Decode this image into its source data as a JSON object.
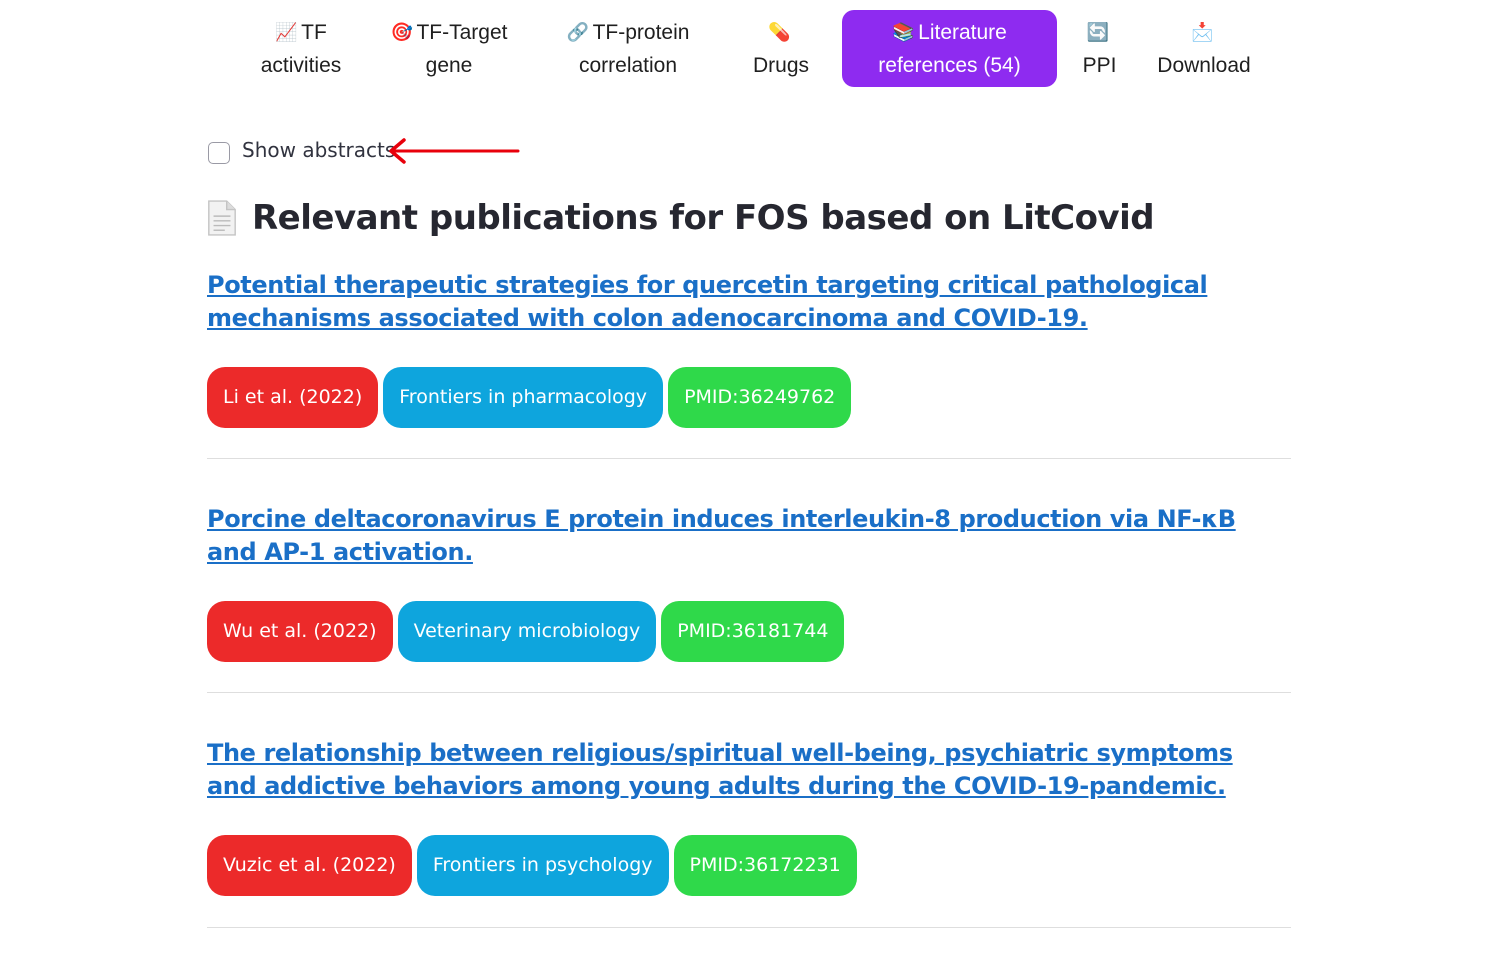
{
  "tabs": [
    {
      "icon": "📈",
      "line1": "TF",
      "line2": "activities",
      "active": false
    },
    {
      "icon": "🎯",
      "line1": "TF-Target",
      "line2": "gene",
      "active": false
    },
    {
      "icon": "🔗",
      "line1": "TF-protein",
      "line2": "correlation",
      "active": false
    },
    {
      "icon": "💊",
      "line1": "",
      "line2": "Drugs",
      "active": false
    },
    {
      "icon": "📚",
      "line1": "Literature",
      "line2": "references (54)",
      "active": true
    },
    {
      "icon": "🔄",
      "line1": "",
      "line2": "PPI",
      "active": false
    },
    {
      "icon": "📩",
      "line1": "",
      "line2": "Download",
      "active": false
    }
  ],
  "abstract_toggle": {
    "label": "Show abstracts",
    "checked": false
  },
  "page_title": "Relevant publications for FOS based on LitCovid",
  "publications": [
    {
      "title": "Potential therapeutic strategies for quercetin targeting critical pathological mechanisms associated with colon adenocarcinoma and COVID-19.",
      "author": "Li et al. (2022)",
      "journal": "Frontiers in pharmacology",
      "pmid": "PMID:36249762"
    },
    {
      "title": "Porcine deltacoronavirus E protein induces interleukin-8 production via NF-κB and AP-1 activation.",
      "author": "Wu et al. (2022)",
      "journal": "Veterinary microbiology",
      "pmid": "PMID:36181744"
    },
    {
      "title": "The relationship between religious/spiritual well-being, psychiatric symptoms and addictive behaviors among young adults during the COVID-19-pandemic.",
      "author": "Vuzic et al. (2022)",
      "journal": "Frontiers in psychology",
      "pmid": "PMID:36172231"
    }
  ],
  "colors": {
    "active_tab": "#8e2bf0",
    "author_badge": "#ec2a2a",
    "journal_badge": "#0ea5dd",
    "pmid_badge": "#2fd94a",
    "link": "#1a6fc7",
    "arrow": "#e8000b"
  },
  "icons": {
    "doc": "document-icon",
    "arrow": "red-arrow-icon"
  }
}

....

[YOUR INSTRUCTIONS] Since the copy must exclude the pictures, transcribe only the text of the records, word for word.

[RESPONSE TO THE EXERCISE]
Decode this image into its source data as a JSON object.
{
  "tabs": [
    {
      "icon": "📈",
      "line1": "TF",
      "line2": "activities",
      "active": false
    },
    {
      "icon": "🎯",
      "line1": "TF-Target",
      "line2": "gene",
      "active": false
    },
    {
      "icon": "🔗",
      "line1": "TF-protein",
      "line2": "correlation",
      "active": false
    },
    {
      "icon": "💊",
      "line1": "",
      "line2": "Drugs",
      "active": false
    },
    {
      "icon": "📚",
      "line1": "Literature",
      "line2": "references (54)",
      "active": true
    },
    {
      "icon": "🔄",
      "line1": "",
      "line2": "PPI",
      "active": false
    },
    {
      "icon": "📩",
      "line1": "",
      "line2": "Download",
      "active": false
    }
  ],
  "abstract_toggle": {
    "label": "Show abstracts",
    "checked": false
  },
  "page_title": "Relevant publications for FOS based on LitCovid",
  "publications": [
    {
      "title": "Potential therapeutic strategies for quercetin targeting critical pathological mechanisms associated with colon adenocarcinoma and COVID-19.",
      "author": "Li et al. (2022)",
      "journal": "Frontiers in pharmacology",
      "pmid": "PMID:36249762"
    },
    {
      "title": "Porcine deltacoronavirus E protein induces interleukin-8 production via NF-κB and AP-1 activation.",
      "author": "Wu et al. (2022)",
      "journal": "Veterinary microbiology",
      "pmid": "PMID:36181744"
    },
    {
      "title": "The relationship between religious/spiritual well-being, psychiatric symptoms and addictive behaviors among young adults during the COVID-19-pandemic.",
      "author": "Vuzic et al. (2022)",
      "journal": "Frontiers in psychology",
      "pmid": "PMID:36172231"
    }
  ],
  "colors": {
    "active_tab": "#8e2bf0",
    "author_badge": "#ec2a2a",
    "journal_badge": "#0ea5dd",
    "pmid_badge": "#2fd94a",
    "link": "#1a6fc7",
    "arrow": "#e8000b"
  },
  "icons": {
    "doc": "document-icon",
    "arrow": "red-arrow-icon"
  }
}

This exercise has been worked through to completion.